DIRECTION
Under this task are some entries; return every one of them exactly.

___ EXTRACTED ENTRIES

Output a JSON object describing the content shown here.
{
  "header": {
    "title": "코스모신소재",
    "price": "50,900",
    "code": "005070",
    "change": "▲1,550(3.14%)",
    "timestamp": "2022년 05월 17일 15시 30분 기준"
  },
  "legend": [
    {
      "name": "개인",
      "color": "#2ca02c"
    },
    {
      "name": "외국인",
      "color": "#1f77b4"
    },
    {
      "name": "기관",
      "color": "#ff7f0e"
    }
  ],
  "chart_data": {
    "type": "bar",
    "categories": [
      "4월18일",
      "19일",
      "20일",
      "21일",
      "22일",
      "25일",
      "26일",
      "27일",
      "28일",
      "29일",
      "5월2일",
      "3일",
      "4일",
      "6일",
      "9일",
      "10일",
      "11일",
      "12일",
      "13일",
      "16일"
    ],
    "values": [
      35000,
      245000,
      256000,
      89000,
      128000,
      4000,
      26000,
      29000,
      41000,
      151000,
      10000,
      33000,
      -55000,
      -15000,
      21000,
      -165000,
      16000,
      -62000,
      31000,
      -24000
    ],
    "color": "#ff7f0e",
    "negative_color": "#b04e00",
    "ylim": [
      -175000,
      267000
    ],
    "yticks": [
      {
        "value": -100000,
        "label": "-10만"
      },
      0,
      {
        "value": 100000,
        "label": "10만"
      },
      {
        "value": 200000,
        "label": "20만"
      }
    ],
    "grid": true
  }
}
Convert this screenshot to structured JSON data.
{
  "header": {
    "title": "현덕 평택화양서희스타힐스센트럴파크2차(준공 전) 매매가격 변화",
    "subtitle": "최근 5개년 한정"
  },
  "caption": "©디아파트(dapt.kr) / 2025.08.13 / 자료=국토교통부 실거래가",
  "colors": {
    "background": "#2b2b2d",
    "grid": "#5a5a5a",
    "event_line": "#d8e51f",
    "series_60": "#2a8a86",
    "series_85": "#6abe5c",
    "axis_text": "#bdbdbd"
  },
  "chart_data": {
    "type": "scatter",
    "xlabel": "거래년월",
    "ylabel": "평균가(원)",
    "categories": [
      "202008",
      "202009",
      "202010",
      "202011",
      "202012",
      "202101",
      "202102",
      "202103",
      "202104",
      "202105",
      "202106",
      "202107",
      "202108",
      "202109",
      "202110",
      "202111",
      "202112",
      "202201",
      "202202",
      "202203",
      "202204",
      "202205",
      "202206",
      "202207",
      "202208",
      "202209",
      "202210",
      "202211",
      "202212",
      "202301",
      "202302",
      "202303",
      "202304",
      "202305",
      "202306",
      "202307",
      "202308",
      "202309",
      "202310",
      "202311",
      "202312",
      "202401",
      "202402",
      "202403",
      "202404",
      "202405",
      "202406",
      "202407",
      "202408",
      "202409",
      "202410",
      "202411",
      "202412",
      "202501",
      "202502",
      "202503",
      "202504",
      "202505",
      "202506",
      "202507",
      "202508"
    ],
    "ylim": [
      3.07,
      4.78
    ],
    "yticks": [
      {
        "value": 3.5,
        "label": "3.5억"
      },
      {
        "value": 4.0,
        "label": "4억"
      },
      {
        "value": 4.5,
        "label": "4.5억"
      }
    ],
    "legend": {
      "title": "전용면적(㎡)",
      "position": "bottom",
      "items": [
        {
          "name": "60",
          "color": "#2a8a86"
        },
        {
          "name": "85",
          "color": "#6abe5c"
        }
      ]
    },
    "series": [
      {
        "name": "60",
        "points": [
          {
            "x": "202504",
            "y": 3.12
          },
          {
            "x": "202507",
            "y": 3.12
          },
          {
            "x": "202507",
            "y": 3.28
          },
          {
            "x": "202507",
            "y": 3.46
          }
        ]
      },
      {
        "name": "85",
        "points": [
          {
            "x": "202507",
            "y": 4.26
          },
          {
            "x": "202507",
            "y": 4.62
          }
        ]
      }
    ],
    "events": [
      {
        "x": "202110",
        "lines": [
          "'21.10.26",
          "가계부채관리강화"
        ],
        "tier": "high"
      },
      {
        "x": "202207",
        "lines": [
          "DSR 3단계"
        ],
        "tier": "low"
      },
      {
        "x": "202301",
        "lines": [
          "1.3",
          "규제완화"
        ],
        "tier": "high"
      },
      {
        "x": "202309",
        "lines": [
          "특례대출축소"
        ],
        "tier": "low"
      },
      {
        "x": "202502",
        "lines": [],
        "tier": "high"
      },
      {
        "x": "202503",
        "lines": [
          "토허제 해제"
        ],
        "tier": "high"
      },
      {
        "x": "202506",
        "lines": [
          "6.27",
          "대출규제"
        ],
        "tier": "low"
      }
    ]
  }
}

______

ANSWER TO THE EXERCISE
Output a JSON object describing the content shown here.
{
  "header": {
    "title": "코스모신소재",
    "price": "50,900",
    "code": "005070",
    "change": "▲1,550(3.14%)",
    "timestamp": "2022년 05월 17일 15시 30분 기준"
  },
  "legend": [
    {
      "name": "개인",
      "color": "#2ca02c"
    },
    {
      "name": "외국인",
      "color": "#1f77b4"
    },
    {
      "name": "기관",
      "color": "#ff7f0e"
    }
  ],
  "chart_data": {
    "type": "bar",
    "categories": [
      "4월18일",
      "19일",
      "20일",
      "21일",
      "22일",
      "25일",
      "26일",
      "27일",
      "28일",
      "29일",
      "5월2일",
      "3일",
      "4일",
      "6일",
      "9일",
      "10일",
      "11일",
      "12일",
      "13일",
      "16일"
    ],
    "values": [
      35000,
      245000,
      256000,
      89000,
      128000,
      4000,
      26000,
      29000,
      41000,
      151000,
      10000,
      33000,
      -55000,
      -15000,
      21000,
      -165000,
      16000,
      -62000,
      31000,
      -24000
    ],
    "color": "#ff7f0e",
    "negative_color": "#b04e00",
    "ylim": [
      -175000,
      267000
    ],
    "yticks": [
      {
        "value": -100000,
        "label": "-10만"
      },
      0,
      {
        "value": 100000,
        "label": "10만"
      },
      {
        "value": 200000,
        "label": "20만"
      }
    ],
    "grid": true
  }
}
Convert this screenshot to structured JSON data.
{
  "header": {
    "title": "현덕 평택화양서희스타힐스센트럴파크2차(준공 전) 매매가격 변화",
    "subtitle": "최근 5개년 한정"
  },
  "caption": "©디아파트(dapt.kr) / 2025.08.13 / 자료=국토교통부 실거래가",
  "colors": {
    "background": "#2b2b2d",
    "grid": "#5a5a5a",
    "event_line": "#d8e51f",
    "series_60": "#2a8a86",
    "series_85": "#6abe5c",
    "axis_text": "#bdbdbd"
  },
  "chart_data": {
    "type": "scatter",
    "xlabel": "거래년월",
    "ylabel": "평균가(원)",
    "categories": [
      "202008",
      "202009",
      "202010",
      "202011",
      "202012",
      "202101",
      "202102",
      "202103",
      "202104",
      "202105",
      "202106",
      "202107",
      "202108",
      "202109",
      "202110",
      "202111",
      "202112",
      "202201",
      "202202",
      "202203",
      "202204",
      "202205",
      "202206",
      "202207",
      "202208",
      "202209",
      "202210",
      "202211",
      "202212",
      "202301",
      "202302",
      "202303",
      "202304",
      "202305",
      "202306",
      "202307",
      "202308",
      "202309",
      "202310",
      "202311",
      "202312",
      "202401",
      "202402",
      "202403",
      "202404",
      "202405",
      "202406",
      "202407",
      "202408",
      "202409",
      "202410",
      "202411",
      "202412",
      "202501",
      "202502",
      "202503",
      "202504",
      "202505",
      "202506",
      "202507",
      "202508"
    ],
    "ylim": [
      3.07,
      4.78
    ],
    "yticks": [
      {
        "value": 3.5,
        "label": "3.5억"
      },
      {
        "value": 4.0,
        "label": "4억"
      },
      {
        "value": 4.5,
        "label": "4.5억"
      }
    ],
    "legend": {
      "title": "전용면적(㎡)",
      "position": "bottom",
      "items": [
        {
          "name": "60",
          "color": "#2a8a86"
        },
        {
          "name": "85",
          "color": "#6abe5c"
        }
      ]
    },
    "series": [
      {
        "name": "60",
        "points": [
          {
            "x": "202504",
            "y": 3.12
          },
          {
            "x": "202507",
            "y": 3.12
          },
          {
            "x": "202507",
            "y": 3.28
          },
          {
            "x": "202507",
            "y": 3.46
          }
        ]
      },
      {
        "name": "85",
        "points": [
          {
            "x": "202507",
            "y": 4.26
          },
          {
            "x": "202507",
            "y": 4.62
          }
        ]
      }
    ],
    "events": [
      {
        "x": "202110",
        "lines": [
          "'21.10.26",
          "가계부채관리강화"
        ],
        "tier": "high"
      },
      {
        "x": "202207",
        "lines": [
          "DSR 3단계"
        ],
        "tier": "low"
      },
      {
        "x": "202301",
        "lines": [
          "1.3",
          "규제완화"
        ],
        "tier": "high"
      },
      {
        "x": "202309",
        "lines": [
          "특례대출축소"
        ],
        "tier": "low"
      },
      {
        "x": "202502",
        "lines": [],
        "tier": "high"
      },
      {
        "x": "202503",
        "lines": [
          "토허제 해제"
        ],
        "tier": "high"
      },
      {
        "x": "202506",
        "lines": [
          "6.27",
          "대출규제"
        ],
        "tier": "low"
      }
    ]
  }
}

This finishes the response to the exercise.